_WHAT IS BEING ASKED_
Would you return the complete listing below word for word?

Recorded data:
▼▼▼
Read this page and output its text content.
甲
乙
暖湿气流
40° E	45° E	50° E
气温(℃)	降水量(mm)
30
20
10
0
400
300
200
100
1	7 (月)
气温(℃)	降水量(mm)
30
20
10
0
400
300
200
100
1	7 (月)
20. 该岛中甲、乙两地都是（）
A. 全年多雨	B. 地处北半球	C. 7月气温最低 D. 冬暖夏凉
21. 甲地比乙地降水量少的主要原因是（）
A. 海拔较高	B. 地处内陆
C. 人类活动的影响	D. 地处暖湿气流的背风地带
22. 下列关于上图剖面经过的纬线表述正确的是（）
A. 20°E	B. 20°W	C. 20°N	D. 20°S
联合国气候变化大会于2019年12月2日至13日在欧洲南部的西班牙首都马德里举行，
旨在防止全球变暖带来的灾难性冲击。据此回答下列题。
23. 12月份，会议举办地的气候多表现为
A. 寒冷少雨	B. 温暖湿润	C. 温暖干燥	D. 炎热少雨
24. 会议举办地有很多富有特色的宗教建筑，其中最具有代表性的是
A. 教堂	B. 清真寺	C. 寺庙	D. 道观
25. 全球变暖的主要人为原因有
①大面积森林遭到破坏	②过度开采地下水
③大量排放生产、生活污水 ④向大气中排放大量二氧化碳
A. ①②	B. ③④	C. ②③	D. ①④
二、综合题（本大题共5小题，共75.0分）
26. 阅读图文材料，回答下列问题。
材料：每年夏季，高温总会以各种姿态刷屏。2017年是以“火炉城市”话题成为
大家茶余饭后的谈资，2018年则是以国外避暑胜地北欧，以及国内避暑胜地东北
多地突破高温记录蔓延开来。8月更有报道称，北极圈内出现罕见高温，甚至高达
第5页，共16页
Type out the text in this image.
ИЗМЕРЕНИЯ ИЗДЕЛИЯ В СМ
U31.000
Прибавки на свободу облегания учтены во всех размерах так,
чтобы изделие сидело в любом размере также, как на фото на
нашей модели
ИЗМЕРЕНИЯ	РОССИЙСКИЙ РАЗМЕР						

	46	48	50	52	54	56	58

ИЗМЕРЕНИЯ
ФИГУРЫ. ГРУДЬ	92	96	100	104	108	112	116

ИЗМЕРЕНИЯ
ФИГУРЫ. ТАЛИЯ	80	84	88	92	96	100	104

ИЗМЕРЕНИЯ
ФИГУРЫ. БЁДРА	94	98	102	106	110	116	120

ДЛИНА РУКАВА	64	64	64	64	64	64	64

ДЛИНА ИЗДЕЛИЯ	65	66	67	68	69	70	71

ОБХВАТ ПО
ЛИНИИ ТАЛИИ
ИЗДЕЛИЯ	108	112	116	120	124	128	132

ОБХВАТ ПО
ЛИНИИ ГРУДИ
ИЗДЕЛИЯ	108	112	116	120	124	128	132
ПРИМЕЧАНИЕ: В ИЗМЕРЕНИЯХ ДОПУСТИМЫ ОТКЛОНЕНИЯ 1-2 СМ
▲▲▲
_RIGHT ANSWER_
Read this page and output its text content.
甲
乙
暖湿气流
40° E	45° E	50° E
气温(℃)	降水量(mm)
30
20
10
0
400
300
200
100
1	7 (月)
气温(℃)	降水量(mm)
30
20
10
0
400
300
200
100
1	7 (月)
20. 该岛中甲、乙两地都是（）
A. 全年多雨	B. 地处北半球	C. 7月气温最低 D. 冬暖夏凉
21. 甲地比乙地降水量少的主要原因是（）
A. 海拔较高	B. 地处内陆
C. 人类活动的影响	D. 地处暖湿气流的背风地带
22. 下列关于上图剖面经过的纬线表述正确的是（）
A. 20°E	B. 20°W	C. 20°N	D. 20°S
联合国气候变化大会于2019年12月2日至13日在欧洲南部的西班牙首都马德里举行，
旨在防止全球变暖带来的灾难性冲击。据此回答下列题。
23. 12月份，会议举办地的气候多表现为
A. 寒冷少雨	B. 温暖湿润	C. 温暖干燥	D. 炎热少雨
24. 会议举办地有很多富有特色的宗教建筑，其中最具有代表性的是
A. 教堂	B. 清真寺	C. 寺庙	D. 道观
25. 全球变暖的主要人为原因有
①大面积森林遭到破坏	②过度开采地下水
③大量排放生产、生活污水 ④向大气中排放大量二氧化碳
A. ①②	B. ③④	C. ②③	D. ①④
二、综合题（本大题共5小题，共75.0分）
26. 阅读图文材料，回答下列问题。
材料：每年夏季，高温总会以各种姿态刷屏。2017年是以“火炉城市”话题成为
大家茶余饭后的谈资，2018年则是以国外避暑胜地北欧，以及国内避暑胜地东北
多地突破高温记录蔓延开来。8月更有报道称，北极圈内出现罕见高温，甚至高达
第5页，共16页
Type out the text in this image.
ИЗМЕРЕНИЯ ИЗДЕЛИЯ В СМ
U31.000
Прибавки на свободу облегания учтены во всех размерах так,
чтобы изделие сидело в любом размере также, как на фото на
нашей модели
ИЗМЕРЕНИЯ	РОССИЙСКИЙ РАЗМЕР						

	46	48	50	52	54	56	58

ИЗМЕРЕНИЯ
ФИГУРЫ. ГРУДЬ	92	96	100	104	108	112	116

ИЗМЕРЕНИЯ
ФИГУРЫ. ТАЛИЯ	80	84	88	92	96	100	104

ИЗМЕРЕНИЯ
ФИГУРЫ. БЁДРА	94	98	102	106	110	116	120

ДЛИНА РУКАВА	64	64	64	64	64	64	64

ДЛИНА ИЗДЕЛИЯ	65	66	67	68	69	70	71

ОБХВАТ ПО
ЛИНИИ ТАЛИИ
ИЗДЕЛИЯ	108	112	116	120	124	128	132

ОБХВАТ ПО
ЛИНИИ ГРУДИ
ИЗДЕЛИЯ	108	112	116	120	124	128	132
ПРИМЕЧАНИЕ: В ИЗМЕРЕНИЯХ ДОПУСТИМЫ ОТКЛОНЕНИЯ 1-2 СМ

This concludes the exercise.